---------- 本文
空気膜造形 高橋士郎
現代の物質文明は、地球環境を破壊する勢いです。「高橋士郎空気膜造形シリーズ」は薄い表皮膜だけで立体表現することができるので、省資源や廃棄物処理の上で大変に有意義な造形技術です。
石彫や金属などによる堅牢な剛体造形物が、権威の象徴や永遠の記念碑として、造形芸術の主流をしめてきたのに比べて、毛皮・藁・布・竹・瓢箪・泥などの柔らかい物は、亡びやすく、価値の低い素材と考えられています。 しかしながら硬くて冷たい、価値のある文化よりも、柔らかくて温かな、はかない文化に、人間は身近に親しんで来ました。機械文明を代表する自動車でさえ、その内装は柔らかいクッションで被われています。
--------------------
---------- 提供資料
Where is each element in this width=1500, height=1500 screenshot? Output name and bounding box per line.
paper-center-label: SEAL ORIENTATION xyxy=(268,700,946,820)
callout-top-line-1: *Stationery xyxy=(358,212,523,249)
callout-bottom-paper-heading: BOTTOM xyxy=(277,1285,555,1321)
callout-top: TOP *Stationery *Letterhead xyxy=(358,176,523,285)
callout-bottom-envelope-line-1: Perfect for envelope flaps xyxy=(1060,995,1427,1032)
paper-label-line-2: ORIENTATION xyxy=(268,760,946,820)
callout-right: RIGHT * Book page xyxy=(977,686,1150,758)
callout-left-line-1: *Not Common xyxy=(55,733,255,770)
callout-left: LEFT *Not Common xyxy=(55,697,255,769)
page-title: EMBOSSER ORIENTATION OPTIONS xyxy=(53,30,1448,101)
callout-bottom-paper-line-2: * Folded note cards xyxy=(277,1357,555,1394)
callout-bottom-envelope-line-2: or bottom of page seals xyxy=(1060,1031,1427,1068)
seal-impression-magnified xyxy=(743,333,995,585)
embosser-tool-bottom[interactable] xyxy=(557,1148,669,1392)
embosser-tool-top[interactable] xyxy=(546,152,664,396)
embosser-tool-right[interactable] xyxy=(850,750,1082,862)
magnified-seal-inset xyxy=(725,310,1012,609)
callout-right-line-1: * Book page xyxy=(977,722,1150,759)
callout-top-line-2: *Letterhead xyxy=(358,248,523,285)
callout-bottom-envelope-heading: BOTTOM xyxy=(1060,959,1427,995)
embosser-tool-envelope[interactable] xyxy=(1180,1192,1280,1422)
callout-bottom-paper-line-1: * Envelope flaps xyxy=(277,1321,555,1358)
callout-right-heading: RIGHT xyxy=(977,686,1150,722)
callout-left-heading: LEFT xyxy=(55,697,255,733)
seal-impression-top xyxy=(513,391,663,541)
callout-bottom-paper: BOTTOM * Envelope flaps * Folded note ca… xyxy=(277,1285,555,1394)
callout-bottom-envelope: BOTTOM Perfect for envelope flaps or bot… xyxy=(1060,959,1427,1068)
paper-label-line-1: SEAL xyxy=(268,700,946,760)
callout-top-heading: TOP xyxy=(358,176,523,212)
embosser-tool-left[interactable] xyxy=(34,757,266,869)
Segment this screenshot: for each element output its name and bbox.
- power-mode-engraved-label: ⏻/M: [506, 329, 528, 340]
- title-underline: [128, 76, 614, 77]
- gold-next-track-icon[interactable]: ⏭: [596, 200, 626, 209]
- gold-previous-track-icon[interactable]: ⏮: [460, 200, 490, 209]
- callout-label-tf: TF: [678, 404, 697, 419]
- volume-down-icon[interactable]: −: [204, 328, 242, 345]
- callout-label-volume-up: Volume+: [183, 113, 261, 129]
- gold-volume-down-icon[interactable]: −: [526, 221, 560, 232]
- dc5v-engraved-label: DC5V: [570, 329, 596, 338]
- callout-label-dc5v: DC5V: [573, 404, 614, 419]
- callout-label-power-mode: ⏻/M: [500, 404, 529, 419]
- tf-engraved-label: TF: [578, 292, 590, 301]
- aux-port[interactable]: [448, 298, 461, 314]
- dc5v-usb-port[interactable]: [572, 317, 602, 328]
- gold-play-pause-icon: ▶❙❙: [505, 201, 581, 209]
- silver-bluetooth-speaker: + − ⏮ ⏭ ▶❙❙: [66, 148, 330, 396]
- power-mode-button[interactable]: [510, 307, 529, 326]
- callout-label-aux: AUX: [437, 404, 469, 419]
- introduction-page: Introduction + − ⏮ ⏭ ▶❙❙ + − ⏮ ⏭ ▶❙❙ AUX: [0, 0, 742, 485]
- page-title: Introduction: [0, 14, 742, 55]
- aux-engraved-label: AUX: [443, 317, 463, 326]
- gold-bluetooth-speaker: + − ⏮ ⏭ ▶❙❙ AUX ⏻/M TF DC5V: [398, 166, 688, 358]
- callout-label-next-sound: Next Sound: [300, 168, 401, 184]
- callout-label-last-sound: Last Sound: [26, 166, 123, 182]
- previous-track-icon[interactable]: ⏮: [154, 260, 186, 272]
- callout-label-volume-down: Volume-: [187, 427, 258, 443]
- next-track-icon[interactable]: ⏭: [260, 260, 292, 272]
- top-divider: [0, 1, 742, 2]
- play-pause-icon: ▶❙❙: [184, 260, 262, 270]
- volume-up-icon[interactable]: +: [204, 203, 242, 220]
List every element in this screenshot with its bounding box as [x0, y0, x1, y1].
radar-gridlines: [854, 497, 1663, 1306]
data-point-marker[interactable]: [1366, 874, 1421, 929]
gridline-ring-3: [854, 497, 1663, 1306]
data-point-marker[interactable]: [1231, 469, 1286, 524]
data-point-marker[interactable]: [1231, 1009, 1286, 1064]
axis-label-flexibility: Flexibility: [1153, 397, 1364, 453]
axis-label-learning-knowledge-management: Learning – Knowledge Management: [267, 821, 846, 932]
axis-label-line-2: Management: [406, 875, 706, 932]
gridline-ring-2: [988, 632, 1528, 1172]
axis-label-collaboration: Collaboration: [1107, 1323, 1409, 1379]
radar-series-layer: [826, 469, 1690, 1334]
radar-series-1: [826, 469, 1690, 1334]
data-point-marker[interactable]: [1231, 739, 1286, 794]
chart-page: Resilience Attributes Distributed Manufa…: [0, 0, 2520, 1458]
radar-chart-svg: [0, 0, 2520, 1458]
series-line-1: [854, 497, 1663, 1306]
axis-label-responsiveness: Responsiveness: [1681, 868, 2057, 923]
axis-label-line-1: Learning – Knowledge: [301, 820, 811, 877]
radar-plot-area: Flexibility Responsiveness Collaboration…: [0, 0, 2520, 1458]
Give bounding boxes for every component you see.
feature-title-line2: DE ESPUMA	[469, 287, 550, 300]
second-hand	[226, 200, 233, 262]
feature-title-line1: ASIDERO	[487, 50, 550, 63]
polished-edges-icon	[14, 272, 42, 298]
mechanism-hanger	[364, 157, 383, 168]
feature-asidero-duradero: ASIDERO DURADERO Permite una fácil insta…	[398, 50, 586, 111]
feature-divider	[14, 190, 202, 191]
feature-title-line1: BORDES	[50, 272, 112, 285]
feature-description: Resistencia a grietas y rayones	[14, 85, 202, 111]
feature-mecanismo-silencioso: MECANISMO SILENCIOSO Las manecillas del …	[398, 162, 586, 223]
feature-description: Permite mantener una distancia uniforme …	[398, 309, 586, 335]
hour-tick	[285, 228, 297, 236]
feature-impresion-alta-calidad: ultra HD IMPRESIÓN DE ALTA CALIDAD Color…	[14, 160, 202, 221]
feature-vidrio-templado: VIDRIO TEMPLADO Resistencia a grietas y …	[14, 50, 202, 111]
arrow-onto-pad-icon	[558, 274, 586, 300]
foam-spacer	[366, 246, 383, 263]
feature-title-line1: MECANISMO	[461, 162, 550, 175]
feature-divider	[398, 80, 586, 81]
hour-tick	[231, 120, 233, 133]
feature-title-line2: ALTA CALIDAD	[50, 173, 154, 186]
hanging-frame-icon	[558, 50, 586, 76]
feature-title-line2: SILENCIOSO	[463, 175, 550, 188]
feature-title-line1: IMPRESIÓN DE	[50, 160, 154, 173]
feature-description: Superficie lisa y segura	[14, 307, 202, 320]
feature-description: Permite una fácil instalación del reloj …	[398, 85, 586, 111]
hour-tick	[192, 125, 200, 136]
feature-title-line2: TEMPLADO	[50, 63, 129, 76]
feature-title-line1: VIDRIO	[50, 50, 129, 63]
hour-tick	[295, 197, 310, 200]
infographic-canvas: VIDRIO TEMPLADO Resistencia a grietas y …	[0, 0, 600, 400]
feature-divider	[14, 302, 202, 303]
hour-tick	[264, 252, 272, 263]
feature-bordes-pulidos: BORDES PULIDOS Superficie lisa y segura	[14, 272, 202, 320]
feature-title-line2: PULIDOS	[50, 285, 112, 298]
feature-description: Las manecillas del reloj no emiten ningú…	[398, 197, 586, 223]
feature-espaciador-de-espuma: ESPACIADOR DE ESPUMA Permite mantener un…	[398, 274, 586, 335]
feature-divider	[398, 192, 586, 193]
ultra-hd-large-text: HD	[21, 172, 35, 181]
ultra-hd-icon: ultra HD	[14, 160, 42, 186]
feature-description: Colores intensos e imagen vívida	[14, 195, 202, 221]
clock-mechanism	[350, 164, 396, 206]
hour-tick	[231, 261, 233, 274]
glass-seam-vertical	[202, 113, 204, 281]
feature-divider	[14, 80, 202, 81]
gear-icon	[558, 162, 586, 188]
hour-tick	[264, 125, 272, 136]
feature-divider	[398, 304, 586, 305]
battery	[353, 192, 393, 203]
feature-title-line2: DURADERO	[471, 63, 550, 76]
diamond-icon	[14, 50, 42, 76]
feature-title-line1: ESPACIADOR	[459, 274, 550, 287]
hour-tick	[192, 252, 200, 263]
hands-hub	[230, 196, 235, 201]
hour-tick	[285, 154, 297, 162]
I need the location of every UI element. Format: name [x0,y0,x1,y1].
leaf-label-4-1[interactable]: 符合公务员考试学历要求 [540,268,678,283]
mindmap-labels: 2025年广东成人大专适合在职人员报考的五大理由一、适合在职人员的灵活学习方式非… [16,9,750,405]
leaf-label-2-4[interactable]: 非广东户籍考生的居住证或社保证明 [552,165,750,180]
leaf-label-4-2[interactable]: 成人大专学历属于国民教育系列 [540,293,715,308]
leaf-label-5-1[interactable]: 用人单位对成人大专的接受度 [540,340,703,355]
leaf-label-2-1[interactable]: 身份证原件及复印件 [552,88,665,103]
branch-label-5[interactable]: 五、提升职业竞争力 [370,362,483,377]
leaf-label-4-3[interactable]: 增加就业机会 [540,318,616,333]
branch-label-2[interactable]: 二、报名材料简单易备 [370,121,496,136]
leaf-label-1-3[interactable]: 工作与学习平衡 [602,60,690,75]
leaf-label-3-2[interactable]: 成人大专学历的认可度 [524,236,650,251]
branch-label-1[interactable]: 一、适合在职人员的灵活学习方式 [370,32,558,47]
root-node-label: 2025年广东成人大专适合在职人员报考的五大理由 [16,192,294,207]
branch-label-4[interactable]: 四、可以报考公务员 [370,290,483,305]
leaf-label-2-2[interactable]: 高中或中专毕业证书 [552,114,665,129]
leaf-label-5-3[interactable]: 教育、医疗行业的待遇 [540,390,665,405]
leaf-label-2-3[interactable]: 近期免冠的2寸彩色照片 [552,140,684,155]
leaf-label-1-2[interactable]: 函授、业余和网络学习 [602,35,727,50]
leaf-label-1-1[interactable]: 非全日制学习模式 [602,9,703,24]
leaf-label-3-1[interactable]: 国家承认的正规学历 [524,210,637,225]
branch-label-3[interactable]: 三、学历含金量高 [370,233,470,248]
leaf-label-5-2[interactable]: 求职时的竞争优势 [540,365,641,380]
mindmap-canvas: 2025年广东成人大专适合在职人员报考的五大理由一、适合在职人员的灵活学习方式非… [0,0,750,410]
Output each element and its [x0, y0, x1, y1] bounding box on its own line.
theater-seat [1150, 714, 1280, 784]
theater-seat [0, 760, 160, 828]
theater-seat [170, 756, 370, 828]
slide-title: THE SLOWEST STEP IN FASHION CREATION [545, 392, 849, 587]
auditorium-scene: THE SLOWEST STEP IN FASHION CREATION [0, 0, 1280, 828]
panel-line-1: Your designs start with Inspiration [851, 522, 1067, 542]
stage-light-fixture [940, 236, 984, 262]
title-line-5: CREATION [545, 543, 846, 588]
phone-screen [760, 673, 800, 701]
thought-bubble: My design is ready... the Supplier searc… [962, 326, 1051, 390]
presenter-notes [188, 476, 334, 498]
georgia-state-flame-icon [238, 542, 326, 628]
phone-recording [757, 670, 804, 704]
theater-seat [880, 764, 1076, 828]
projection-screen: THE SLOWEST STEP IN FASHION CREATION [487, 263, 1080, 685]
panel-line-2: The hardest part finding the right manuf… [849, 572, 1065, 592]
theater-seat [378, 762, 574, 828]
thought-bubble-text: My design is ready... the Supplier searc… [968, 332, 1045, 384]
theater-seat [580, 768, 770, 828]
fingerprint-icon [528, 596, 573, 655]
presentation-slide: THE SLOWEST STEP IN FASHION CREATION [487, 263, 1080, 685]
--------------------
[作業指示]
a: 空気膜造形についての本文を、一字一句変えずに全文書き出してください。
b: レコードの最初の行から「paper-label-line-2: ORIENTATION xyxy=(268,760,946,820)」を含む行までを、両端の行も含めてそのまま出力してください。この範囲の行だけを出してください。
本文とレコードは、それぞれ別個の資料である。

[解答一覧]
a:
空気膜造形 高橋士郎
現代の物質文明は、地球環境を破壊する勢いです。「高橋士郎空気膜造形シリーズ」は薄い表皮膜だけで立体表現することができるので、省資源や廃棄物処理の上で大変に有意義な造形技術です。
石彫や金属などによる堅牢な剛体造形物が、権威の象徴や永遠の記念碑として、造形芸術の主流をしめてきたのに比べて、毛皮・藁・布・竹・瓢箪・泥などの柔らかい物は、亡びやすく、価値の低い素材と考えられています。 しかしながら硬くて冷たい、価値のある文化よりも、柔らかくて温かな、はかない文化に、人間は身近に親しんで来ました。機械文明を代表する自動車でさえ、その内装は柔らかいクッションで被われています。

b:
Where is each element in this width=1500, height=1500 screenshot? Output name and bounding box per line.
paper-center-label: SEAL ORIENTATION xyxy=(268,700,946,820)
callout-top-line-1: *Stationery xyxy=(358,212,523,249)
callout-bottom-paper-heading: BOTTOM xyxy=(277,1285,555,1321)
callout-top: TOP *Stationery *Letterhead xyxy=(358,176,523,285)
callout-bottom-envelope-line-1: Perfect for envelope flaps xyxy=(1060,995,1427,1032)
paper-label-line-2: ORIENTATION xyxy=(268,760,946,820)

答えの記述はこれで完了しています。